== GOAL ==
Pick out each line of the records in which the word "comparables" appears.

== THE RECORDS ==
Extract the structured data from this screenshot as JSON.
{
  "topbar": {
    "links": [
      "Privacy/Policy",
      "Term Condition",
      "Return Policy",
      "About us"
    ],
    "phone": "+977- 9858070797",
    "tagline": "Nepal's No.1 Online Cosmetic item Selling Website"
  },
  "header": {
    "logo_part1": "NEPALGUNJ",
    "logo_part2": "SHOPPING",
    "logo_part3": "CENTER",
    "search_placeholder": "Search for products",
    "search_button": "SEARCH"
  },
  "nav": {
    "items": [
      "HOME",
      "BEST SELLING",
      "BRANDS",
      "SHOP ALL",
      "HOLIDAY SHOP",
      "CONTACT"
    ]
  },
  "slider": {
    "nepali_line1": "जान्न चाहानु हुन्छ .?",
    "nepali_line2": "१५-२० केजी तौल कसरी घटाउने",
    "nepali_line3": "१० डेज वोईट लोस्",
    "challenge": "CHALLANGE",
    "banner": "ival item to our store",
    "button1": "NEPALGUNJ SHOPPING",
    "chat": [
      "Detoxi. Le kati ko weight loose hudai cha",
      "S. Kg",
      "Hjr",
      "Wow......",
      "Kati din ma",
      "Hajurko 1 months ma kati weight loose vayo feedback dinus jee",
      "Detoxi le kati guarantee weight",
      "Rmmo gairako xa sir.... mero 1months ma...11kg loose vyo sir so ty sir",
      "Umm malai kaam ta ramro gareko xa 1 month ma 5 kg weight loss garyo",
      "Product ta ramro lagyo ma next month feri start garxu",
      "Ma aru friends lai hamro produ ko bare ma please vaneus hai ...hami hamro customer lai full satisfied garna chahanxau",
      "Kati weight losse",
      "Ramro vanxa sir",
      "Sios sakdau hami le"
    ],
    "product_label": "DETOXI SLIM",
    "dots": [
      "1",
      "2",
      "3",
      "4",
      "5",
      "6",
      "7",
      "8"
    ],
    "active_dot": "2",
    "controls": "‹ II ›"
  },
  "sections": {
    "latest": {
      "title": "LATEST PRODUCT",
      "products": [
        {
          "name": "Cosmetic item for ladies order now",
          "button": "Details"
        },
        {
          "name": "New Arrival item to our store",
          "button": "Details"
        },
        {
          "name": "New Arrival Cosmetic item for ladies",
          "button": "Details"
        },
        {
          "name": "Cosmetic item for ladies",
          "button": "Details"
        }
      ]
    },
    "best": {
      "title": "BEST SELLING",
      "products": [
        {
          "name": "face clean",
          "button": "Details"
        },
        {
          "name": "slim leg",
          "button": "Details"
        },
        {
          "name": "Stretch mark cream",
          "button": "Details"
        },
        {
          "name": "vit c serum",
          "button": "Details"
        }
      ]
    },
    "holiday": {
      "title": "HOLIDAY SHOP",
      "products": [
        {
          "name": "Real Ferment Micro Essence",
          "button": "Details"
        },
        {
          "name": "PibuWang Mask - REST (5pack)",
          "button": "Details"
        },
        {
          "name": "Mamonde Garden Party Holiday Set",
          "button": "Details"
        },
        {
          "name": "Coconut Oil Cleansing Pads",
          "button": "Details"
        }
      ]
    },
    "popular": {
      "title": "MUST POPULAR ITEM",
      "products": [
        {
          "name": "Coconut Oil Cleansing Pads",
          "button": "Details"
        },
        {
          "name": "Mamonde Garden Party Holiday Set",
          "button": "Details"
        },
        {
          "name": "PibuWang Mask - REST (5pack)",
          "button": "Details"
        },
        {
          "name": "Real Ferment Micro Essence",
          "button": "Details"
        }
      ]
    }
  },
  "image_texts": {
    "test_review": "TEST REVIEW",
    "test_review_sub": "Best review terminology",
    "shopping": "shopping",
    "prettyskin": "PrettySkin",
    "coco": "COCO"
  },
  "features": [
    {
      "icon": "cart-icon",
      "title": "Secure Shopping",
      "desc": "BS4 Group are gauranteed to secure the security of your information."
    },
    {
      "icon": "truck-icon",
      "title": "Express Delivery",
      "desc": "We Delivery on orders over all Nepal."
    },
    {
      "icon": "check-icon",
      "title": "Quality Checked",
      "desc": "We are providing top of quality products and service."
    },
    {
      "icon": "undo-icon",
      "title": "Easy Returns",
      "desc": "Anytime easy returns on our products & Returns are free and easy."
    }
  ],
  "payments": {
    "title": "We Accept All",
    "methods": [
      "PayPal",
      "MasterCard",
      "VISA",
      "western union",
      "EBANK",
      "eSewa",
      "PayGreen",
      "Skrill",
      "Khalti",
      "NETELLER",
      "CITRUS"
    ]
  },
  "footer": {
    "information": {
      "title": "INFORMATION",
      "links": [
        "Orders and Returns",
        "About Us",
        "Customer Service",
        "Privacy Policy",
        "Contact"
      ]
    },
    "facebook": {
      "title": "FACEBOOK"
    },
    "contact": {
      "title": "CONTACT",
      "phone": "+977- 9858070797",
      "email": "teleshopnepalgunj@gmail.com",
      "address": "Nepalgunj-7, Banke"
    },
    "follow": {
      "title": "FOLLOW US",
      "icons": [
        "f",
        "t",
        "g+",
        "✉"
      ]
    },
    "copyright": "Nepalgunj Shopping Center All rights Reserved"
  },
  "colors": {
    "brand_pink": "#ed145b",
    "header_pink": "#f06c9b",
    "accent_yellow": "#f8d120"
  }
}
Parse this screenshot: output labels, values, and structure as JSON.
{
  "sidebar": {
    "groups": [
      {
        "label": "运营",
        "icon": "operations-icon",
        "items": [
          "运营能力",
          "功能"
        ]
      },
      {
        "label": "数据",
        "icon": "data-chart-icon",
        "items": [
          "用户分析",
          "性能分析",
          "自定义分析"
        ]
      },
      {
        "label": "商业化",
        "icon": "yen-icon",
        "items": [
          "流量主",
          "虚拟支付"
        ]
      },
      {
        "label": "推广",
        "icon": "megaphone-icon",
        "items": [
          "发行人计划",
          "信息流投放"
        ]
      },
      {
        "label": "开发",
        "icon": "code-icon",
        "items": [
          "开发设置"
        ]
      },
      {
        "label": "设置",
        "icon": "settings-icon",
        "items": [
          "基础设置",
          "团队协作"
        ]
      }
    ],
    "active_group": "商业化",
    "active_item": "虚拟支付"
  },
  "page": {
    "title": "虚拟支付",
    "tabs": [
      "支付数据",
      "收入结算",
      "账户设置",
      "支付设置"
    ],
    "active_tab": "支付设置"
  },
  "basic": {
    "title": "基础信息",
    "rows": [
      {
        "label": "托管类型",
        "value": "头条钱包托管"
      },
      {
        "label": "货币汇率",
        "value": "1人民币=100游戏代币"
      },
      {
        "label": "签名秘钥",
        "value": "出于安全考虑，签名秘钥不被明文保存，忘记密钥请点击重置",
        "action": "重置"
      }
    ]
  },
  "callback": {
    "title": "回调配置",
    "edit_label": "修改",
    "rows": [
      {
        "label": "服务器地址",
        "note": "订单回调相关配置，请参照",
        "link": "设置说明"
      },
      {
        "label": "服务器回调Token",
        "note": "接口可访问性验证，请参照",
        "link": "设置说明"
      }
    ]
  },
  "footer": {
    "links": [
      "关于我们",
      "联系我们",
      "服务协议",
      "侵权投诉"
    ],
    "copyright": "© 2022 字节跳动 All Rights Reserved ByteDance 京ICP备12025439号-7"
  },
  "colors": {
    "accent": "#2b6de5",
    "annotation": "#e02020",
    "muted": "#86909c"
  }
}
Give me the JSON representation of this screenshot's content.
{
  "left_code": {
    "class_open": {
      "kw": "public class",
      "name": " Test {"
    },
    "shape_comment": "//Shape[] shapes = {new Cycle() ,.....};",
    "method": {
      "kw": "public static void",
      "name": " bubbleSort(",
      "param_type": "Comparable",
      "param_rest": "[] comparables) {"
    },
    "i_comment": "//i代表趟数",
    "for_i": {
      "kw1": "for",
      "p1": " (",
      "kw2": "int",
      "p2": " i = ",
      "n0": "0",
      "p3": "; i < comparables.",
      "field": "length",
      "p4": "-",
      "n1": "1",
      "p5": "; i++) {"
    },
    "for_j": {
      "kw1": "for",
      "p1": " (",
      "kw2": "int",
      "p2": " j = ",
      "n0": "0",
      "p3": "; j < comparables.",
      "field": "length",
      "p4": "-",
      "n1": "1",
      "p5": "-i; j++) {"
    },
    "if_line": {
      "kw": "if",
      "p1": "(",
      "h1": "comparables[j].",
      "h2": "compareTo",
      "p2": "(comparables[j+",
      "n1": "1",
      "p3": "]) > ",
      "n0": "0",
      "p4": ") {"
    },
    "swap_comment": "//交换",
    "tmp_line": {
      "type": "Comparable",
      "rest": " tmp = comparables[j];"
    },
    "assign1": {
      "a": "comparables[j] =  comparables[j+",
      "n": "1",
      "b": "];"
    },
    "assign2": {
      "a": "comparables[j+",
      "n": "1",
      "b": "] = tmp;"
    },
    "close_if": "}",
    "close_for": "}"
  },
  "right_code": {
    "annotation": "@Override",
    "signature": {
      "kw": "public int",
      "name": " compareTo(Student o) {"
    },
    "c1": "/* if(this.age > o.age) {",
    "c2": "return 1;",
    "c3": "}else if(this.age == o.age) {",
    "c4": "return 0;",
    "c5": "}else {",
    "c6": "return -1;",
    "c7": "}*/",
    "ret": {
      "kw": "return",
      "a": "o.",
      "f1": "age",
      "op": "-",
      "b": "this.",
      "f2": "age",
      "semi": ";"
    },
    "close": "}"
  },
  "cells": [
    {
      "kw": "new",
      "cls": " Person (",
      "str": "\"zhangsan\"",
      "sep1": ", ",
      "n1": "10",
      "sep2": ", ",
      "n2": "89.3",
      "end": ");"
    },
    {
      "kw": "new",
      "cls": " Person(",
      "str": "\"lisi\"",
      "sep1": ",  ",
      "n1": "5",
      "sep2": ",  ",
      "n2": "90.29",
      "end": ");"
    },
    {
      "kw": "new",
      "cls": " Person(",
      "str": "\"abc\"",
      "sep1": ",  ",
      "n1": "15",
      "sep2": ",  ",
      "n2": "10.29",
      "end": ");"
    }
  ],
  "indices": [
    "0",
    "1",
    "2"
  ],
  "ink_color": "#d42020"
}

== SOLUTION TO THIS PROBLEM ==
      "param_rest": "[] comparables) {"
      "p3": "; i < comparables.",
      "p3": "; j < comparables.",
      "h1": "comparables[j].",
      "p2": "(comparables[j+",
      "rest": " tmp = comparables[j];"
      "a": "comparables[j] =  comparables[j+",
      "a": "comparables[j+",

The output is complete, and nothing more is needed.